++++ Entries shown ++++
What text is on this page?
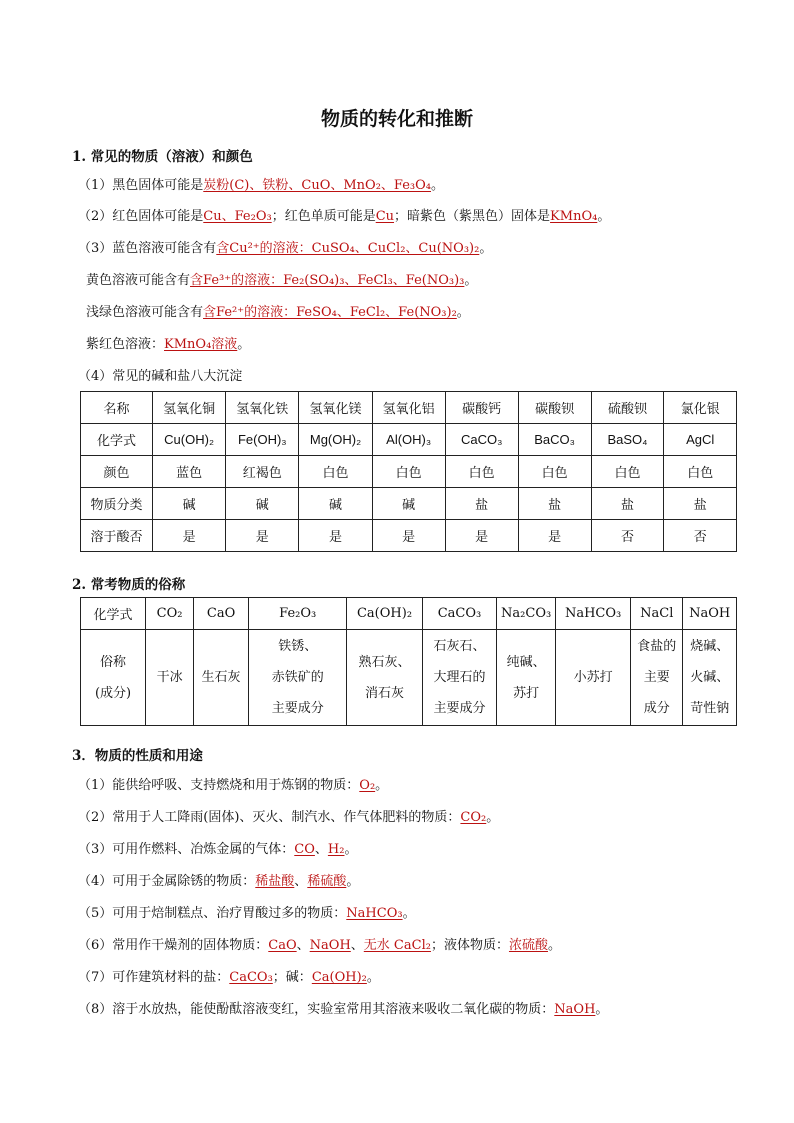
物质的转化和推断
1. 常见的物质（溶液）和颜色
（1）黑色固体可能是炭粉(C)、铁粉、CuO、MnO₂、Fe₃O₄。
（2）红色固体可能是Cu、Fe₂O₃；红色单质可能是Cu；暗紫色（紫黑色）固体是KMnO₄。
（3）蓝色溶液可能含有含Cu²⁺的溶液：CuSO₄、CuCl₂、Cu(NO₃)₂。
黄色溶液可能含有含Fe³⁺的溶液：Fe₂(SO₄)₃、FeCl₃、Fe(NO₃)₃。
浅绿色溶液可能含有含Fe²⁺的溶液：FeSO₄、FeCl₂、Fe(NO₃)₂。
紫红色溶液：KMnO₄溶液。
（4）常见的碱和盐八大沉淀
名称	氢氧化铜	氢氧化铁	氢氧化镁	氢氧化铝	碳酸钙	碳酸钡	硫酸钡	氯化银
化学式	Cu(OH)₂	Fe(OH)₃	Mg(OH)₂	Al(OH)₃	CaCO₃	BaCO₃	BaSO₄	AgCl
颜色	蓝色	红褐色	白色	白色	白色	白色	白色	白色
物质分类	碱	碱	碱	碱	盐	盐	盐	盐
溶于酸否	是	是	是	是	是	是	否	否
2. 常考物质的俗称
化学式	CO₂	CaO	Fe₂O₃	Ca(OH)₂	CaCO₃	Na₂CO₃	NaHCO₃	NaCl	NaOH
俗称
(成分)	干冰	生石灰	铁锈、
赤铁矿的
主要成分	熟石灰、
消石灰	石灰石、
大理石的
主要成分	纯碱、
苏打	小苏打	食盐的
主要
成分	烧碱、
火碱、
苛性钠
3．物质的性质和用途
（1）能供给呼吸、支持燃烧和用于炼钢的物质：O₂。
（2）常用于人工降雨(固体)、灭火、制汽水、作气体肥料的物质：CO₂。
（3）可用作燃料、冶炼金属的气体：CO、H₂。
（4）可用于金属除锈的物质：稀盐酸、稀硫酸。
（5）可用于焙制糕点、治疗胃酸过多的物质：NaHCO₃。
（6）常用作干燥剂的固体物质：CaO、NaOH、无水 CaCl₂；液体物质：浓硫酸。
（7）可作建筑材料的盐：CaCO₃；碱：Ca(OH)₂。
（8）溶于水放热，能使酚酞溶液变红，实验室常用其溶液来吸收二氧化碳的物质：NaOH。
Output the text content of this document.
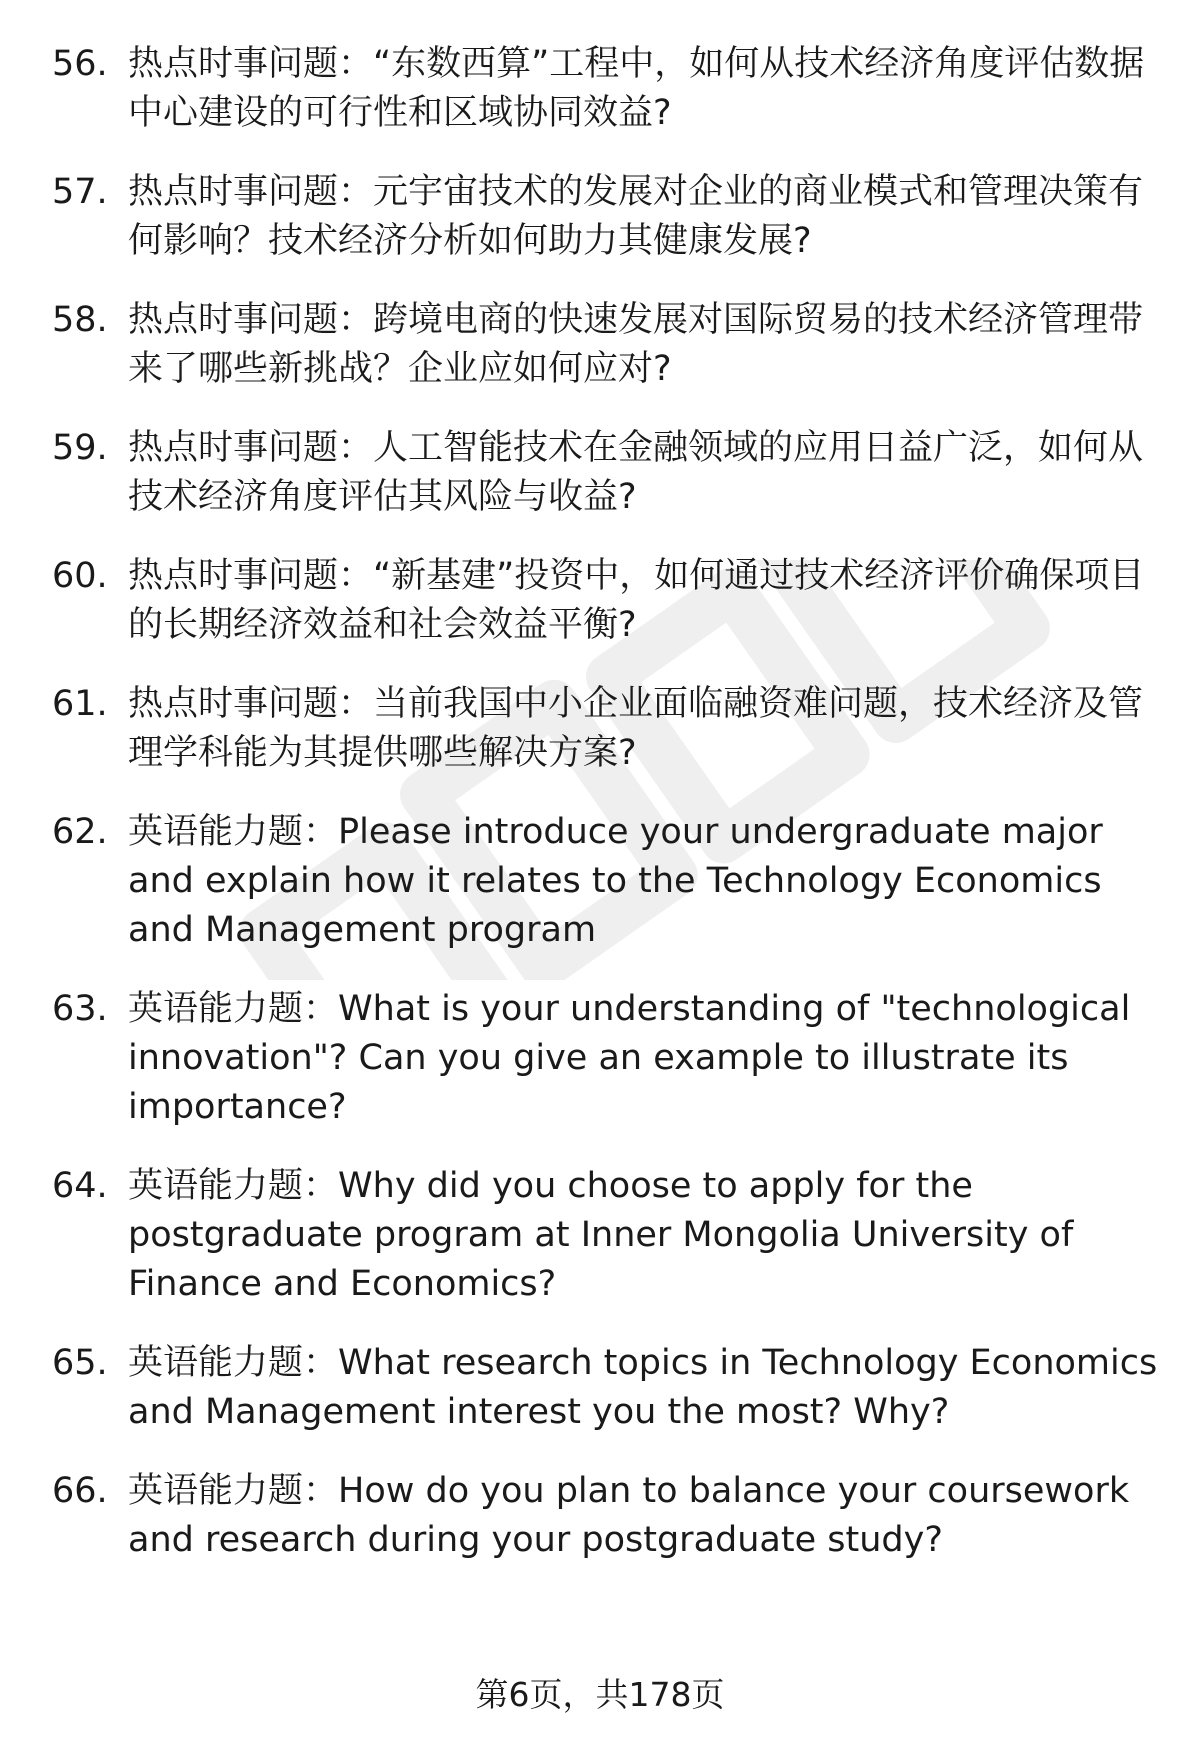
56. 热点时事问题：“东数西算”工程中，如何从技术经济角度评估数据中心建设的可行性和区域协同效益?
57. 热点时事问题：元宇宙技术的发展对企业的商业模式和管理决策有何影响？技术经济分析如何助力其健康发展?
58. 热点时事问题：跨境电商的快速发展对国际贸易的技术经济管理带来了哪些新挑战？企业应如何应对?
59. 热点时事问题：人工智能技术在金融领域的应用日益广泛，如何从技术经济角度评估其风险与收益?
60. 热点时事问题：“新基建”投资中，如何通过技术经济评价确保项目的长期经济效益和社会效益平衡?
61. 热点时事问题：当前我国中小企业面临融资难问题，技术经济及管理学科能为其提供哪些解决方案?
62. 英语能力题：Please introduce your undergraduate major and explain how it relates to the Technology Economics and Management program
63. 英语能力题：What is your understanding of "technological innovation"? Can you give an example to illustrate its importance?
64. 英语能力题：Why did you choose to apply for the postgraduate program at Inner Mongolia University of Finance and Economics?
65. 英语能力题：What research topics in Technology Economics and Management interest you the most? Why?
66. 英语能力题：How do you plan to balance your coursework and research during your postgraduate study?
第6页，共178页
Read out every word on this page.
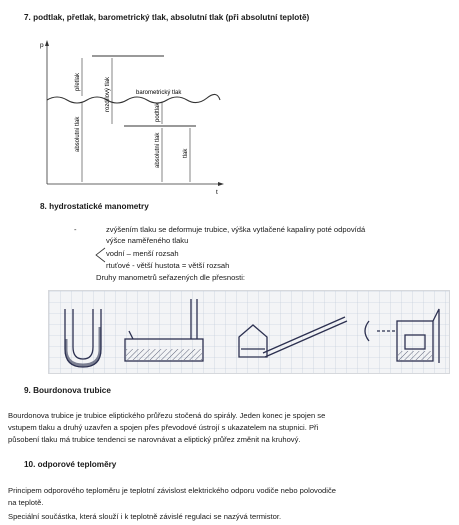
7. podtlak, přetlak, barometrický tlak, absolutní tlak (při absolutní teplotě)
p
t
přetlak	rozdílový tlak	barometrický tlak
absolutní tlak
podtlak
absolutní tlak	tlak
8. hydrostatické manometry
-	zvýšením tlaku se deformuje trubice, výška vytlačené kapaliny poté odpovídá
výšce naměřeného tlaku
vodní – menší rozsah
rtuťové - větší hustota = větší rozsah
Druhy manometrů seřazených dle přesnosti:
9. Bourdonova trubice
Bourdonova trubice je trubice eliptického průřezu stočená do spirály. Jeden konec je spojen se
vstupem tlaku a druhý uzavřen a spojen přes převodové ústrojí s ukazatelem na stupnici. Při
působení tlaku má trubice tendenci se narovnávat a eliptický průřez změnit na kruhový.
10. odporové teploměry
Principem odporového teploměru je teplotní závislost elektrického odporu vodiče nebo polovodiče
na teplotě.
Speciální součástka, která slouží i k teplotně závislé regulaci se nazývá termistor.
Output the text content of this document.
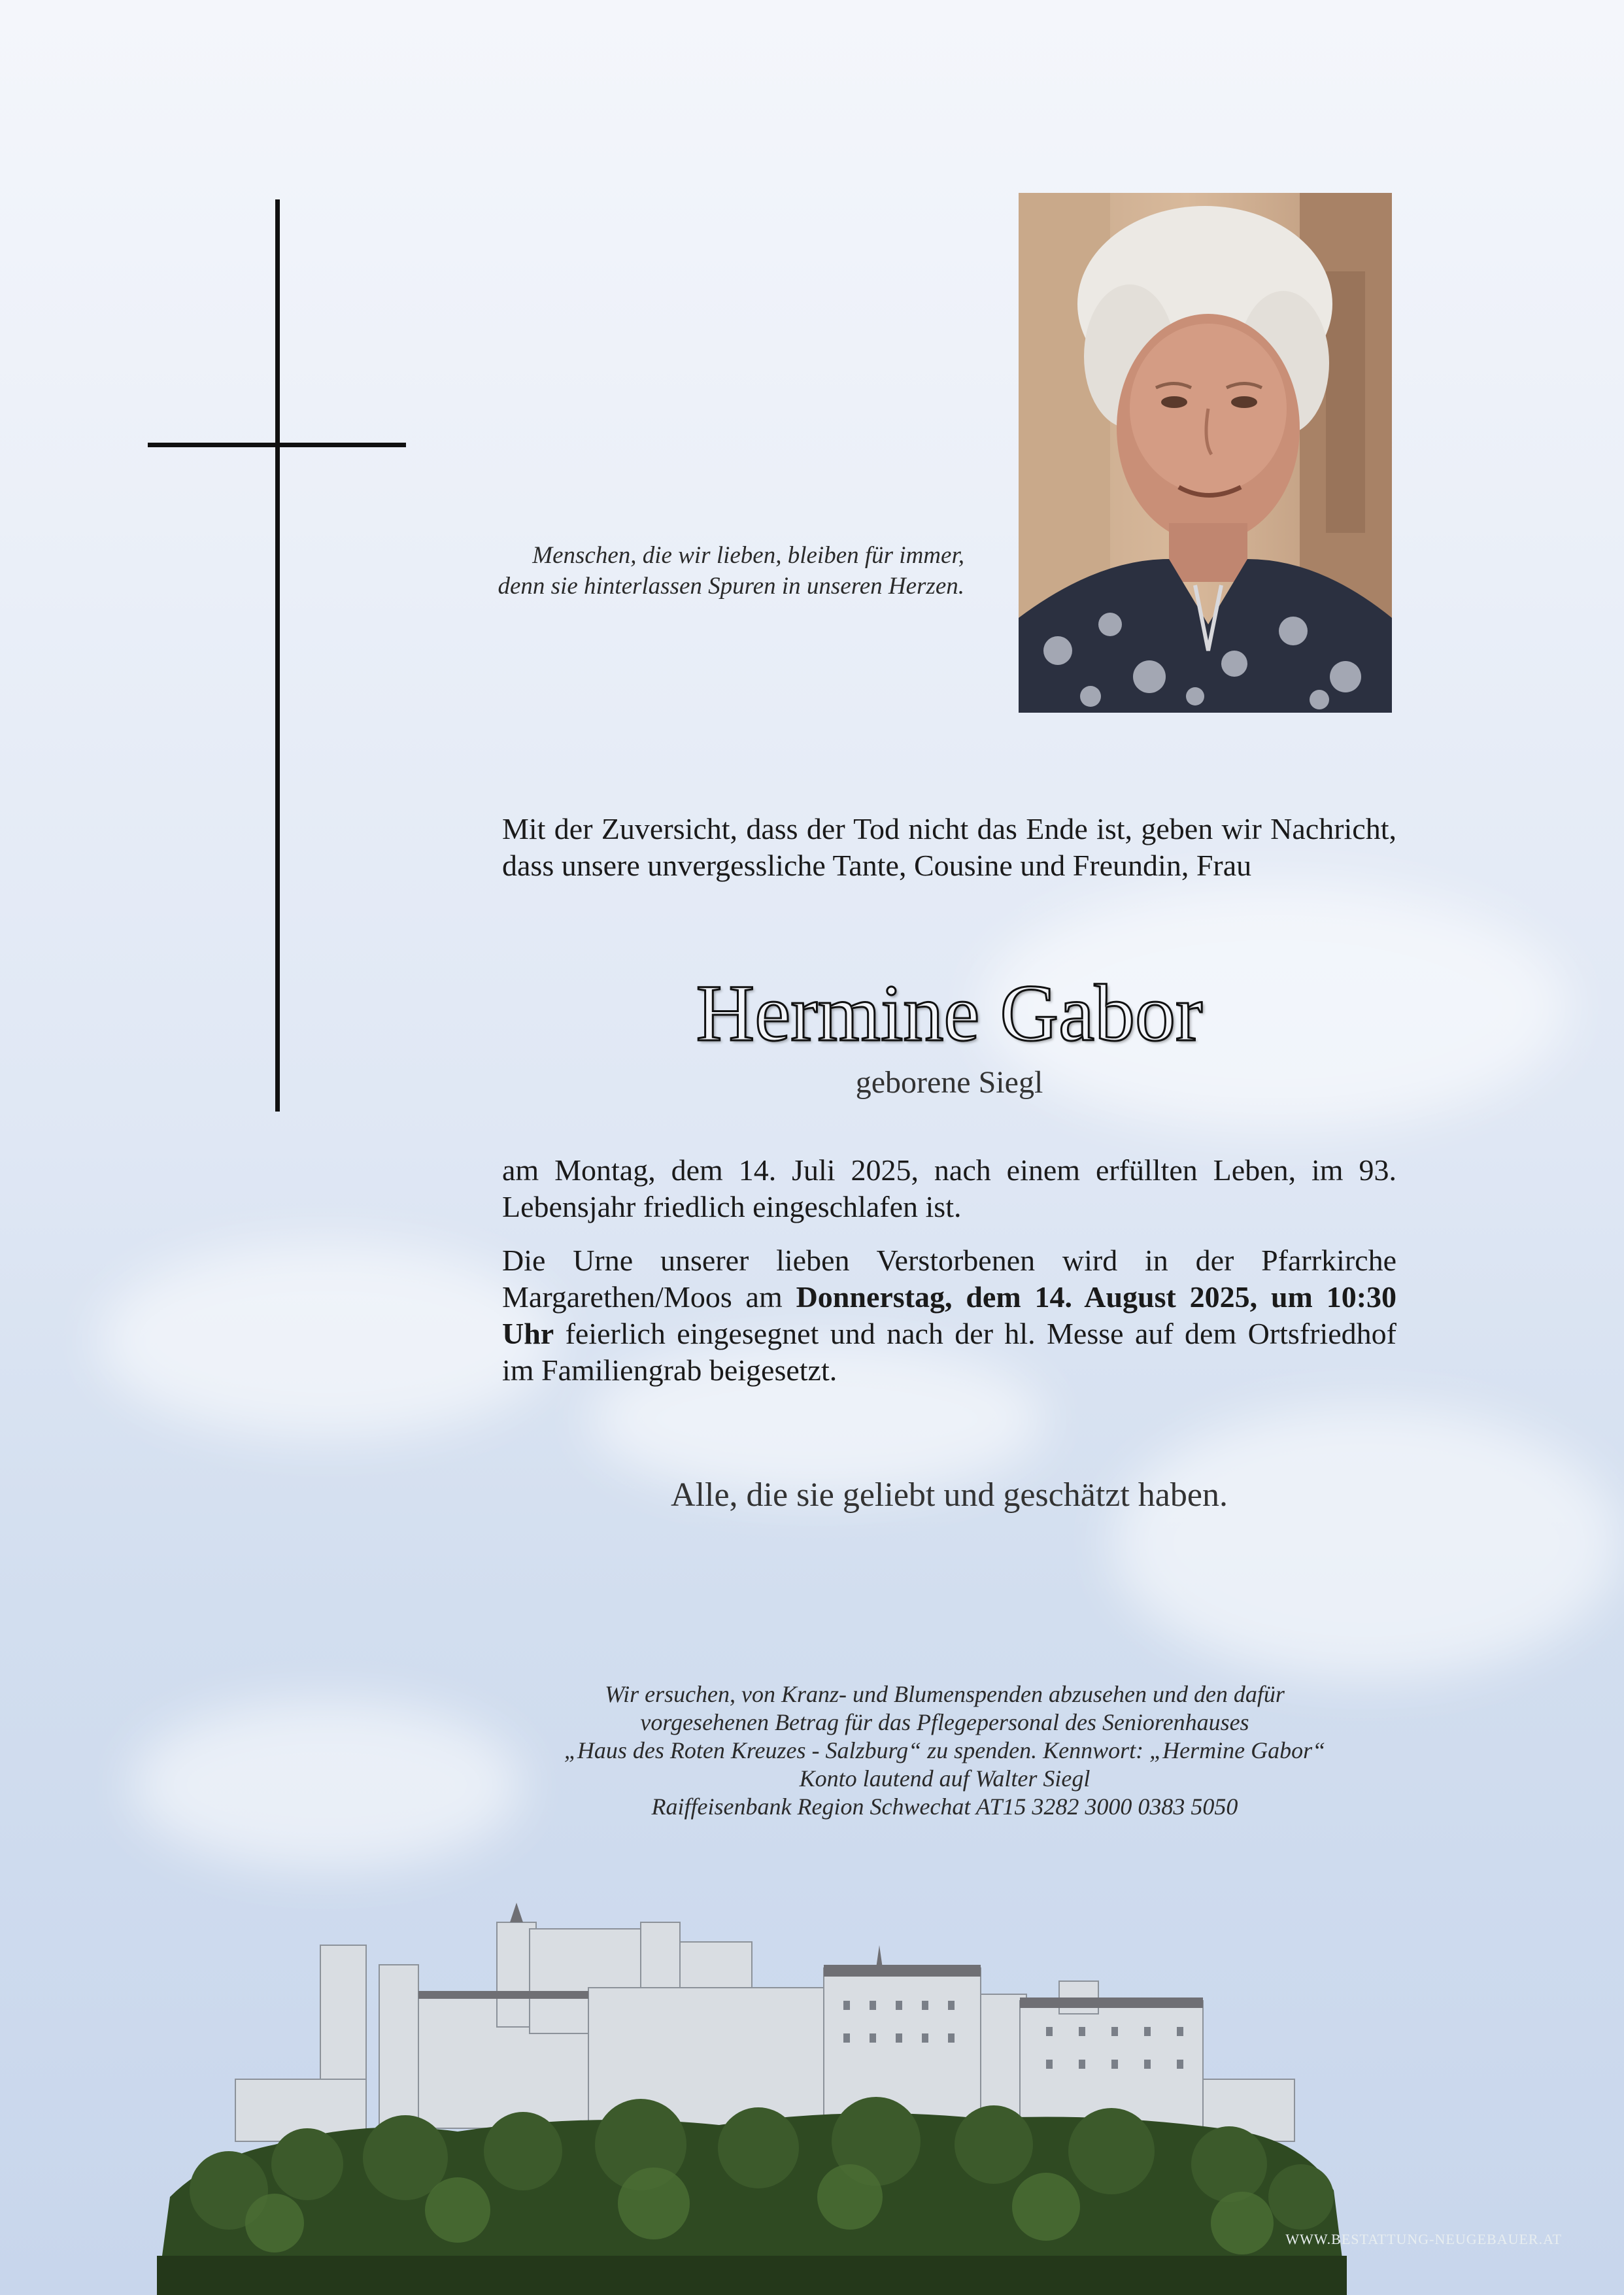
Menschen, die wir lieben, bleiben für immer,
denn sie hinterlassen Spuren in unseren Herzen.
Mit der Zuversicht, dass der Tod nicht das Ende ist, geben wir Nachricht, dass unsere unvergessliche Tante, Cousine und Freundin, Frau
Hermine Gabor
geborene Siegl
am Montag, dem 14. Juli 2025, nach einem erfüllten Leben, im 93. Lebensjahr friedlich eingeschlafen ist.
Die Urne unserer lieben Verstorbenen wird in der Pfarrkirche Margarethen/Moos am Donnerstag, dem 14. August 2025, um 10:30 Uhr feierlich eingesegnet und nach der hl. Messe auf dem Ortsfriedhof im Familiengrab beigesetzt.
Alle, die sie geliebt und geschätzt haben.
Wir ersuchen, von Kranz- und Blumenspenden abzusehen und den dafür
vorgesehenen Betrag für das Pflegepersonal des Seniorenhauses
„Haus des Roten Kreuzes - Salzburg“ zu spenden. Kennwort: „Hermine Gabor“
Konto lautend auf Walter Siegl
Raiffeisenbank Region Schwechat AT15 3282 3000 0383 5050
WWW.BESTATTUNG-NEUGEBAUER.AT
++++
=== Required work ===
Determine how many lines of the data contain "tlaku" and give nothing but that number.

=== Complete response ===
4